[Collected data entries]
[Begin]
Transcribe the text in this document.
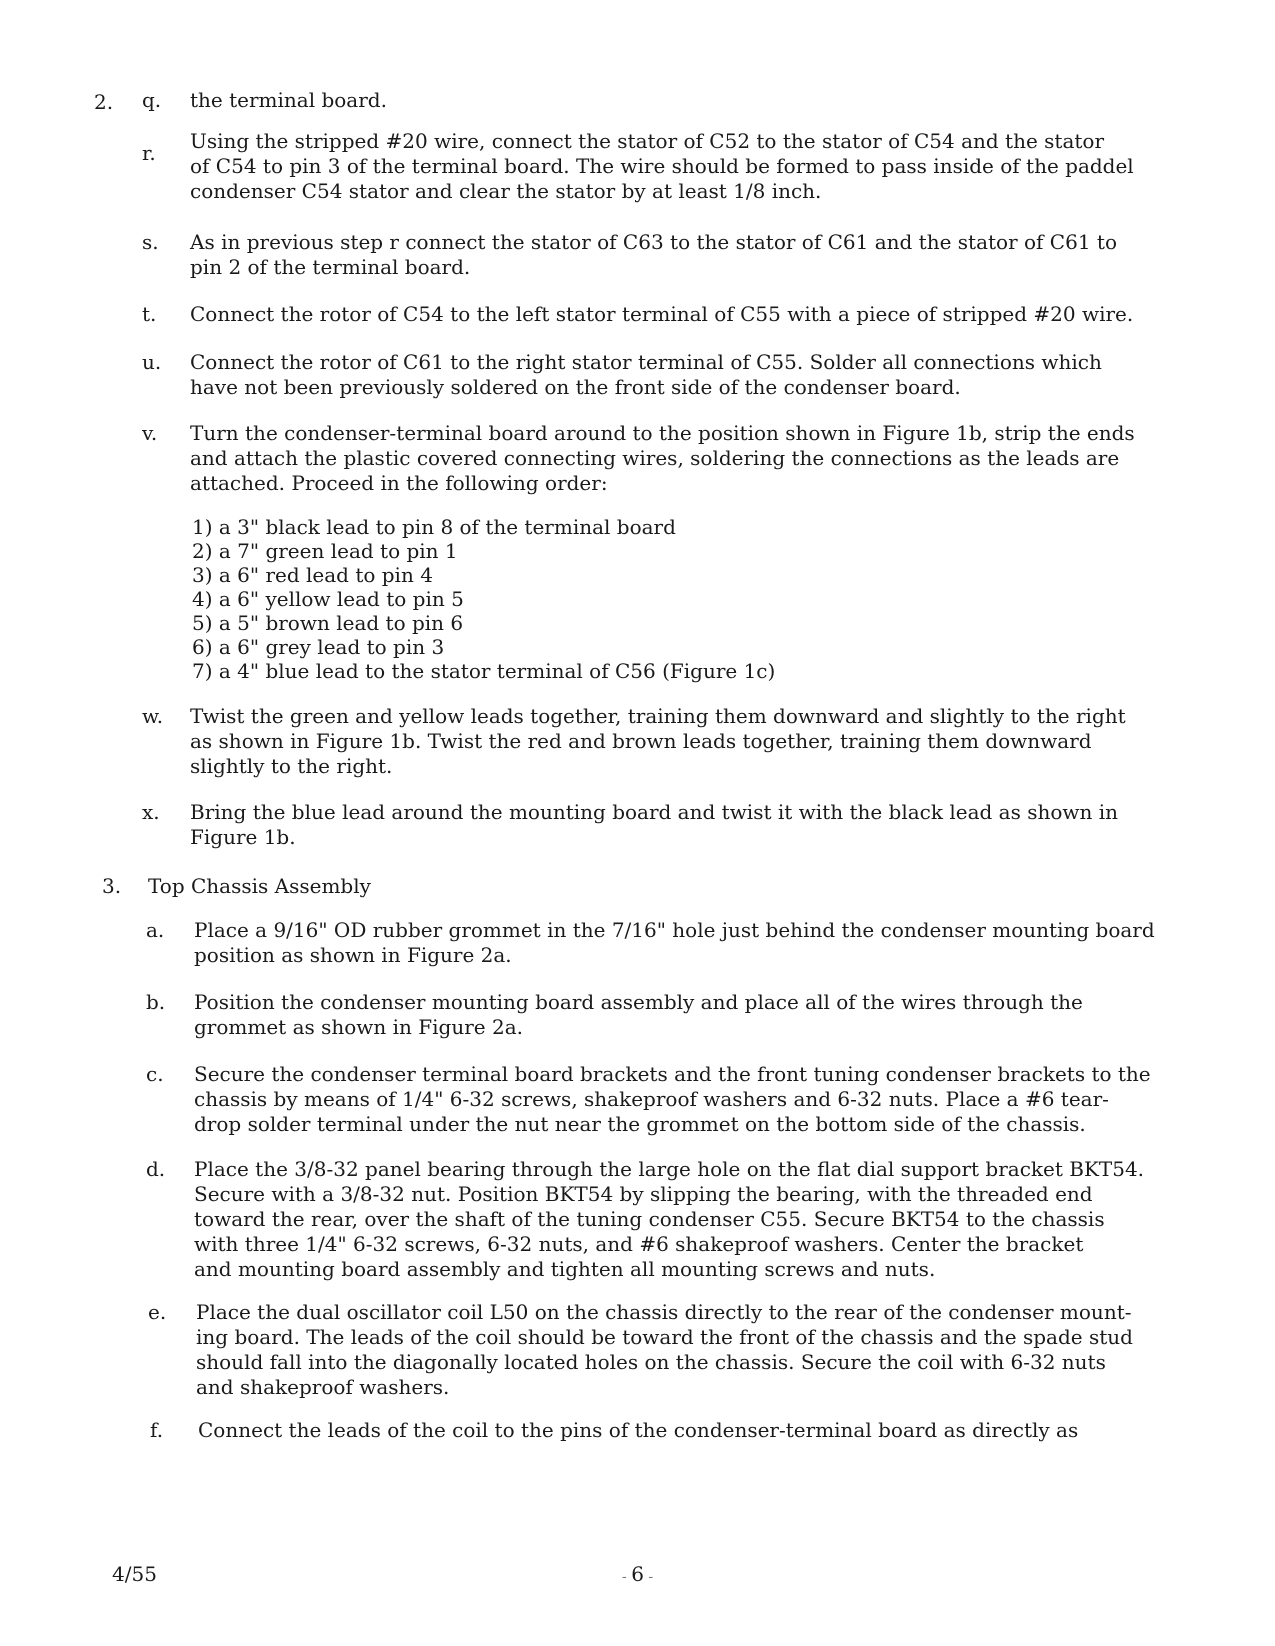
2. q. the terminal board.

r. Using the stripped #20 wire, connect the stator of C52 to the stator of C54 and the stator

of C54 to pin 3 of the terminal board. The wire should be formed to pass inside of the paddel

condenser C54 stator and clear the stator by at least 1/8 inch.

s. As in previous step r connect the stator of C63 to the stator of C61 and the stator of C61 to

pin 2 of the terminal board.

t. Connect the rotor of C54 to the left stator terminal of C55 with a piece of stripped #20 wire.

u. Connect the rotor of C61 to the right stator terminal of C55. Solder all connections which

have not been previously soldered on the front side of the condenser board.

v. Turn the condenser-terminal board around to the position shown in Figure 1b, strip the ends

and attach the plastic covered connecting wires, soldering the connections as the leads are

attached. Proceed in the following order:

1) a 3" black lead to pin 8 of the terminal board
2) a 7" green lead to pin 1
3) a 6" red lead to pin 4
4) a 6" yellow lead to pin 5
5) a 5" brown lead to pin 6
6) a 6" grey lead to pin 3
7) a 4" blue lead to the stator terminal of C56 (Figure 1c)
w. Twist the green and yellow leads together, training them downward and slightly to the right

as shown in Figure 1b. Twist the red and brown leads together, training them downward

slightly to the right.

x. Bring the blue lead around the mounting board and twist it with the black lead as shown in

Figure 1b.

3. Top Chassis Assembly
a. Place a 9/16" OD rubber grommet in the 7/16" hole just behind the condenser mounting board

position as shown in Figure 2a.

b. Position the condenser mounting board assembly and place all of the wires through the

grommet as shown in Figure 2a.

c. Secure the condenser terminal board brackets and the front tuning condenser brackets to the

chassis by means of 1/4" 6-32 screws, shakeproof washers and 6-32 nuts. Place a #6 tear-

drop solder terminal under the nut near the grommet on the bottom side of the chassis.

d. Place the 3/8-32 panel bearing through the large hole on the flat dial support bracket BKT54.

Secure with a 3/8-32 nut. Position BKT54 by slipping the bearing, with the threaded end

toward the rear, over the shaft of the tuning condenser C55. Secure BKT54 to the chassis

with three 1/4" 6-32 screws, 6-32 nuts, and #6 shakeproof washers. Center the bracket

and mounting board assembly and tighten all mounting screws and nuts.

e. Place the dual oscillator coil L50 on the chassis directly to the rear of the condenser mount-

ing board. The leads of the coil should be toward the front of the chassis and the spade stud

should fall into the diagonally located holes on the chassis. Secure the coil with 6-32 nuts

and shakeproof washers.

f. Connect the leads of the coil to the pins of the condenser-terminal board as directly as

4/55	- 6 -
[End]
Look above for every line with the word "rear" and copy it.

#### Solution for this task:
toward the rear, over the shaft of the tuning condenser C55. Secure BKT54 to the chassis
e. Place the dual oscillator coil L50 on the chassis directly to the rear of the condenser mount-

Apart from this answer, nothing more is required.